**WHAT IS NEEDED**
Quote the material word for word, starting at its first line and ending at the line that contains "y-tick-label: 636 (18, 295, 38, 308)".
· · · ·
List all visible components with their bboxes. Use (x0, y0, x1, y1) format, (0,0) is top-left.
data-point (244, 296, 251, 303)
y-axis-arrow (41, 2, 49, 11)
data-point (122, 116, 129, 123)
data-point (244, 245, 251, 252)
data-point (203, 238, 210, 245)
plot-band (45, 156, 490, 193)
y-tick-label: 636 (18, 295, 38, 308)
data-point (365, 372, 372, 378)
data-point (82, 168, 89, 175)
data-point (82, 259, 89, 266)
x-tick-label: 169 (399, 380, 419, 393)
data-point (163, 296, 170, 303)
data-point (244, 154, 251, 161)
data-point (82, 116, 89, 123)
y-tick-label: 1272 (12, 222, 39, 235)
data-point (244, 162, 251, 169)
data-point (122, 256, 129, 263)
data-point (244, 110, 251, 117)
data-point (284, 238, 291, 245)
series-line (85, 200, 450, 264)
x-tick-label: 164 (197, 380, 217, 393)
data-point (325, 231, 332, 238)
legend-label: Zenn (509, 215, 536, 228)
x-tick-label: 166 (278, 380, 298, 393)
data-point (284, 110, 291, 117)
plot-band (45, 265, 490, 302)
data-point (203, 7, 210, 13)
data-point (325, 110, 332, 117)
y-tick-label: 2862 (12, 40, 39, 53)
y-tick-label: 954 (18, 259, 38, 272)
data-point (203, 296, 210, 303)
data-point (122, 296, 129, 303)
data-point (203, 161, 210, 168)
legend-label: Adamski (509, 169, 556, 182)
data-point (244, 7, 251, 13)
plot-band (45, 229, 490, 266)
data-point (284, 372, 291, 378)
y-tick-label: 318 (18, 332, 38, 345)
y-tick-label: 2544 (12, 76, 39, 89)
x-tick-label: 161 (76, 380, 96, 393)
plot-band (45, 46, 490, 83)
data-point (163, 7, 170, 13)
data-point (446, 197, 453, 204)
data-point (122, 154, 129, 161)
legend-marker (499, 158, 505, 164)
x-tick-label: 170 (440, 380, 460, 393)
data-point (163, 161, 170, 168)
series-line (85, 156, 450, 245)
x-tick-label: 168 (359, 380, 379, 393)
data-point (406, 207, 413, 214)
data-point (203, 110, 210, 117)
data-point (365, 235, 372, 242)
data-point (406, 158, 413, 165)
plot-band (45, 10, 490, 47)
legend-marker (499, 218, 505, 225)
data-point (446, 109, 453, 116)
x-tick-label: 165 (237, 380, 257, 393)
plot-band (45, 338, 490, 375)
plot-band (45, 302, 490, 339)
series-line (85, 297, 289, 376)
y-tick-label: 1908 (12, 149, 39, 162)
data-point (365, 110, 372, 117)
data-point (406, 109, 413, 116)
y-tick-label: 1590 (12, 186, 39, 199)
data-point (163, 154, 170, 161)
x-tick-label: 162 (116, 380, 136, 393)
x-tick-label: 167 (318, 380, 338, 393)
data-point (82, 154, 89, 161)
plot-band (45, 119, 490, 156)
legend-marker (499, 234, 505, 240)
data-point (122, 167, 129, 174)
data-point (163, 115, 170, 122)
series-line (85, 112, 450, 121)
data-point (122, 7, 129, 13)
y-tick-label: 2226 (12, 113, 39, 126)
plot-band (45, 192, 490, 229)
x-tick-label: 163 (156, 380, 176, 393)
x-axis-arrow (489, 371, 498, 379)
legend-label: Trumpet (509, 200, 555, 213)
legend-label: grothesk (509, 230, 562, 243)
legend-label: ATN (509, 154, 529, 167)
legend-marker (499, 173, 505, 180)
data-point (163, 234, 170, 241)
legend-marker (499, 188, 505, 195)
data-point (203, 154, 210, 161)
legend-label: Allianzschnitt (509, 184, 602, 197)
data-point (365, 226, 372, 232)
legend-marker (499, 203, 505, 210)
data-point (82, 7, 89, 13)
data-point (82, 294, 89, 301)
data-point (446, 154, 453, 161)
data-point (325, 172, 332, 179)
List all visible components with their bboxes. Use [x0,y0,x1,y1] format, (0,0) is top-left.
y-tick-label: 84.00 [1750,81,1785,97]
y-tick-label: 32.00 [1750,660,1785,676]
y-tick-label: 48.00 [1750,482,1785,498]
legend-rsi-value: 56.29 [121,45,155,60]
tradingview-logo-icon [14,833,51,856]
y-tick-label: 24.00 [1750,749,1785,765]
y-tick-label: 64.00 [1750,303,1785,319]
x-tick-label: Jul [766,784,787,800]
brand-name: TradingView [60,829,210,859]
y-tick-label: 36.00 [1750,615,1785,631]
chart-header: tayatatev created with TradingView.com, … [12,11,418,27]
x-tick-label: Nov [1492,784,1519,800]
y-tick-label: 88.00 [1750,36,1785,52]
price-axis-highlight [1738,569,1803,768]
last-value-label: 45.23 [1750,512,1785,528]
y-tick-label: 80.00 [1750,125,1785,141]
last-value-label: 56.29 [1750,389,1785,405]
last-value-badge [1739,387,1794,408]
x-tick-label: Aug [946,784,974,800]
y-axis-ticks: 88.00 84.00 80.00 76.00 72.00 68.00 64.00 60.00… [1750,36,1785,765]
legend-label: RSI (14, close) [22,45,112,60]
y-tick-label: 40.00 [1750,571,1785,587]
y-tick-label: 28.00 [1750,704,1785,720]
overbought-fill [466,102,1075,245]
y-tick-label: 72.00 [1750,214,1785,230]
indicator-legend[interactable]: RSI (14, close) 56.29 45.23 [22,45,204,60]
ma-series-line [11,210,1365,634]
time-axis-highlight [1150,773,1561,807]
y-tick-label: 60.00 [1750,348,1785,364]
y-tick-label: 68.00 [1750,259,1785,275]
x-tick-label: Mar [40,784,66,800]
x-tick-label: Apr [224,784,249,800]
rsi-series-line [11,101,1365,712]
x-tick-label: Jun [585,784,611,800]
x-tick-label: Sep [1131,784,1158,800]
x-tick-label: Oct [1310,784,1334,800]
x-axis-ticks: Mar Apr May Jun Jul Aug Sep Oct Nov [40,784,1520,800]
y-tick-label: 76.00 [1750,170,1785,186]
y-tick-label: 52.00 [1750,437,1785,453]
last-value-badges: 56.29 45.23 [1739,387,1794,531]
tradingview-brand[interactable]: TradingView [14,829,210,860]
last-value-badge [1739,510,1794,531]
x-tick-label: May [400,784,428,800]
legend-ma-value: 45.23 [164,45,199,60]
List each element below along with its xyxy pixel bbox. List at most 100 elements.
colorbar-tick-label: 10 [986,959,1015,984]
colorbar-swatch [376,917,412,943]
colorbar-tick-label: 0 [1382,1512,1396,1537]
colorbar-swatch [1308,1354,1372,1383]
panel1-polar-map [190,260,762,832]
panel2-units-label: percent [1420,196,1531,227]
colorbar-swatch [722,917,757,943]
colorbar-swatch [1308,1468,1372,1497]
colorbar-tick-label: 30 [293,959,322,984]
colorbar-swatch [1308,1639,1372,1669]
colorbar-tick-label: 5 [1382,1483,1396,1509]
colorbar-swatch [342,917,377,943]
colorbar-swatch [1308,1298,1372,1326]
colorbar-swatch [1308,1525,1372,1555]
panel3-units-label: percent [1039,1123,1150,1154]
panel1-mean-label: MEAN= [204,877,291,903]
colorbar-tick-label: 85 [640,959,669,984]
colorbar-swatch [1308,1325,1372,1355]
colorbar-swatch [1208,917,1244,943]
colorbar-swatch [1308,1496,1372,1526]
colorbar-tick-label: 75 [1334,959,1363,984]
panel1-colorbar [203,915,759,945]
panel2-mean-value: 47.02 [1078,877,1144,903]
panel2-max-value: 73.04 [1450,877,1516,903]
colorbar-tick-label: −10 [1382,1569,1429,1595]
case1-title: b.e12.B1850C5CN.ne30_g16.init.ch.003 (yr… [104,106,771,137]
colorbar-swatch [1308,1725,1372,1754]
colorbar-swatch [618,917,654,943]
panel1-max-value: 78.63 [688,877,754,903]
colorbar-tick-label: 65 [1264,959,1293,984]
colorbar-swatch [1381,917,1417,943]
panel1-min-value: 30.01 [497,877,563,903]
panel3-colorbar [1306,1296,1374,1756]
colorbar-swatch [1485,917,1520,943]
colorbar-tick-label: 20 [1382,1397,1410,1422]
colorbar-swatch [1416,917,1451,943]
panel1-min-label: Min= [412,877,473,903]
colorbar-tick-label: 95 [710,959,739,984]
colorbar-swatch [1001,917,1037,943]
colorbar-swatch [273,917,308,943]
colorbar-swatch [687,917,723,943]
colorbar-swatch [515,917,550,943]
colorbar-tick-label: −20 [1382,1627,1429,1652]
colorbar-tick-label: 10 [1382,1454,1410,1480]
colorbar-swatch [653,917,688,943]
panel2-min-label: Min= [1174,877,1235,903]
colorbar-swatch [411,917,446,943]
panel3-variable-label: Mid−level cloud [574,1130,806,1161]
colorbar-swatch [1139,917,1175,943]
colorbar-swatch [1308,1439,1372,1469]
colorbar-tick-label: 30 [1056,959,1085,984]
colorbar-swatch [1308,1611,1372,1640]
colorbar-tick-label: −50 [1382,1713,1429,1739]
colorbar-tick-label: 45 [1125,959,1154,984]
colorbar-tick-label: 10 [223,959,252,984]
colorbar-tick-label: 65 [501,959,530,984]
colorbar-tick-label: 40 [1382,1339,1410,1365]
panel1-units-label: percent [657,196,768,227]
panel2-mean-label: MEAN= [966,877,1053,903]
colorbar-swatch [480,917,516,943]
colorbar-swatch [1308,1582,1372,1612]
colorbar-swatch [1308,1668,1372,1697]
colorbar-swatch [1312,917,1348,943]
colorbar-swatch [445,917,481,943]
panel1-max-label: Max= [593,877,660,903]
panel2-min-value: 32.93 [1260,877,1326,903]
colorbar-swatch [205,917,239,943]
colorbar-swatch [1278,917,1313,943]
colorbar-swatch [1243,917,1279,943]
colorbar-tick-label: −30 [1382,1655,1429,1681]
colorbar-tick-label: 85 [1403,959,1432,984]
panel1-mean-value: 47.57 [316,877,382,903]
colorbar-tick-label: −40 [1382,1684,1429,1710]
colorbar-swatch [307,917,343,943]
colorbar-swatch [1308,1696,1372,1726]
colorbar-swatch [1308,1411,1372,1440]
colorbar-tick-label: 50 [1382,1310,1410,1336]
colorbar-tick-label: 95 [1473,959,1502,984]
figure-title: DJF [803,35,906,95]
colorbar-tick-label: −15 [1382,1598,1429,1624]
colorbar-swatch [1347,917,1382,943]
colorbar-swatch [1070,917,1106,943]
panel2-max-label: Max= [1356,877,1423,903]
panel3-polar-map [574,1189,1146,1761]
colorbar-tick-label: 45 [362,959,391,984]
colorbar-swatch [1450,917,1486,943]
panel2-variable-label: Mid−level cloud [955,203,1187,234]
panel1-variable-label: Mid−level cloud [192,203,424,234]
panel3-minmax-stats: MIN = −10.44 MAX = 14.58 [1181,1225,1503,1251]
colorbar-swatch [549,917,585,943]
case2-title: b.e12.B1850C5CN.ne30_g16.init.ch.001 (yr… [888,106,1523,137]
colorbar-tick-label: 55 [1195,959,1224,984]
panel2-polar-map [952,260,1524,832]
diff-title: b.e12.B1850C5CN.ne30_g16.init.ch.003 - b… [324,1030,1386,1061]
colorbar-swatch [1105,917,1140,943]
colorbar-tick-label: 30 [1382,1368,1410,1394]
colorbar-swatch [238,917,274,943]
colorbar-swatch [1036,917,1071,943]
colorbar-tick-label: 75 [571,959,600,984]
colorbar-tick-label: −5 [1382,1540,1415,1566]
· · · ·
**EXERCISE RESPONSE**
List all visible components with their bboxes. Use (x0, y0, x1, y1) format, (0,0) is top-left.
data-point (244, 296, 251, 303)
y-axis-arrow (41, 2, 49, 11)
data-point (122, 116, 129, 123)
data-point (244, 245, 251, 252)
data-point (203, 238, 210, 245)
plot-band (45, 156, 490, 193)
y-tick-label: 636 (18, 295, 38, 308)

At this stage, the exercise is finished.